▶ [Request]:
Locate each line of the material that contains "yourself", then return it.

(Records from a collection)

•••

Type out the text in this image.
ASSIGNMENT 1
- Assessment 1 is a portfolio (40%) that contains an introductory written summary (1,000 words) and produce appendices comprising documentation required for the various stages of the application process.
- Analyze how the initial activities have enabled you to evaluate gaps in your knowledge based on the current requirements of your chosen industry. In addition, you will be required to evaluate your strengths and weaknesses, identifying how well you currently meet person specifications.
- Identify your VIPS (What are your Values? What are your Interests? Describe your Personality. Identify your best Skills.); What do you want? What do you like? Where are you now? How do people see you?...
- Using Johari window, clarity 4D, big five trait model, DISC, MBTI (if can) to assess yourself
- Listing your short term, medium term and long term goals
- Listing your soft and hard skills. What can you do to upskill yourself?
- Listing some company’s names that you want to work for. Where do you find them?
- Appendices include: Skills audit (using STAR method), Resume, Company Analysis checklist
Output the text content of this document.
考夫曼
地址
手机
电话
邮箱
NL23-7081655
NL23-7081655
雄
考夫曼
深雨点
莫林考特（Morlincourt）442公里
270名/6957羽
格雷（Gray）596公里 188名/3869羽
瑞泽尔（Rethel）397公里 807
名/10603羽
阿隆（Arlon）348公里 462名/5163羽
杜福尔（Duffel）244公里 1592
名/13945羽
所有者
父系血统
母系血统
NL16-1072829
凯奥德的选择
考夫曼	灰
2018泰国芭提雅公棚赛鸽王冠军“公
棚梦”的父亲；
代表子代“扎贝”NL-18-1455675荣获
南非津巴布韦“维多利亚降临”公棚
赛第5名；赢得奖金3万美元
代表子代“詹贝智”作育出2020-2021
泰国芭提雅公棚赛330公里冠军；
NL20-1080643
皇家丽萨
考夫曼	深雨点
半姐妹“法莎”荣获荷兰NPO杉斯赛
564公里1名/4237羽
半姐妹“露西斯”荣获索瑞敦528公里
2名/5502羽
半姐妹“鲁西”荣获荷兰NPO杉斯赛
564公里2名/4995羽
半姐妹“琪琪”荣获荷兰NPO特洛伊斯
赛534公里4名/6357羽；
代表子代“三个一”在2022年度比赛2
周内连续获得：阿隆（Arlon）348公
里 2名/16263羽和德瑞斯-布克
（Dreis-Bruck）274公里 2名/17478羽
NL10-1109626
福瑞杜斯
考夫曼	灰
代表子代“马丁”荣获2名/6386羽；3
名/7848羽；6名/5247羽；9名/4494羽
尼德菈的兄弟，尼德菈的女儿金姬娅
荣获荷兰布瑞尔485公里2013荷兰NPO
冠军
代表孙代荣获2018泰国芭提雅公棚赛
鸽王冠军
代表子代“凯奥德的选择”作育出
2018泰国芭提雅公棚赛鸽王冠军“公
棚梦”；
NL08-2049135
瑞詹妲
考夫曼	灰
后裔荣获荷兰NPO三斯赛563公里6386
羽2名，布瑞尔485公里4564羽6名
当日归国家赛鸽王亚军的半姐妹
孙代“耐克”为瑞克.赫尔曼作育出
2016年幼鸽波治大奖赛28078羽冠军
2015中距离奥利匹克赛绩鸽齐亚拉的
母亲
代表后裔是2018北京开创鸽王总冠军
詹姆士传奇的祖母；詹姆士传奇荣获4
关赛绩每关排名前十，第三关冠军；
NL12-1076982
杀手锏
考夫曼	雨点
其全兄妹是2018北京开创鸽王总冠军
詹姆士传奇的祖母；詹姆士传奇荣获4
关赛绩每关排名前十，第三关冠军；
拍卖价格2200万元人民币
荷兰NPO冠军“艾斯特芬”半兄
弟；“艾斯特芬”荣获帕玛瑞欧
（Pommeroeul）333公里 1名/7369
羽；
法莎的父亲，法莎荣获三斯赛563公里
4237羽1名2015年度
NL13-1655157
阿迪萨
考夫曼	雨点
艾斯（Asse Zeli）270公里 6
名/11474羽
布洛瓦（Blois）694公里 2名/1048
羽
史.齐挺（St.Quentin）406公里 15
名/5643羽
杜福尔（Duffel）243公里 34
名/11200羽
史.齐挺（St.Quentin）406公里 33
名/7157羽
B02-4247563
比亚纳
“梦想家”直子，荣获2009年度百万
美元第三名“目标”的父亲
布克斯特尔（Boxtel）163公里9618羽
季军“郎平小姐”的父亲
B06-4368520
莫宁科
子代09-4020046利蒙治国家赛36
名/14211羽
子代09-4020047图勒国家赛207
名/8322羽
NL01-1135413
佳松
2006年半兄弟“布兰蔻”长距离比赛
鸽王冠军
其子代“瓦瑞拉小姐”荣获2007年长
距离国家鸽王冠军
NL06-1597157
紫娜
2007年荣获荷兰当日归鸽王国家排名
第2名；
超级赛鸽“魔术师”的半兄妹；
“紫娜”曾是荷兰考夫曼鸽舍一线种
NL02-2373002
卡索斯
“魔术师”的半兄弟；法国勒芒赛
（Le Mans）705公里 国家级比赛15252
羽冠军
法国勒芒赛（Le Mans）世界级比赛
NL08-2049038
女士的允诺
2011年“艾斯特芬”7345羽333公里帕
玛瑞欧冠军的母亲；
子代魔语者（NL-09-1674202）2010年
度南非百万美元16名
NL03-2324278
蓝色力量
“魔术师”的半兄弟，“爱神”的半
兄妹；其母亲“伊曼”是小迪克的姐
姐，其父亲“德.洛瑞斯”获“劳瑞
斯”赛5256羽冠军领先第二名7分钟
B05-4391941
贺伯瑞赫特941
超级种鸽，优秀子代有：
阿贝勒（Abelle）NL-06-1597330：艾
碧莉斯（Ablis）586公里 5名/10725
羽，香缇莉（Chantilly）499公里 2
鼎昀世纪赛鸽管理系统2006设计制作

•••

▶ [Exercise output]:
- Using Johari window, clarity 4D, big five trait model, DISC, MBTI (if can) to assess yourself
- Listing your soft and hard skills. What can you do to upskill yourself?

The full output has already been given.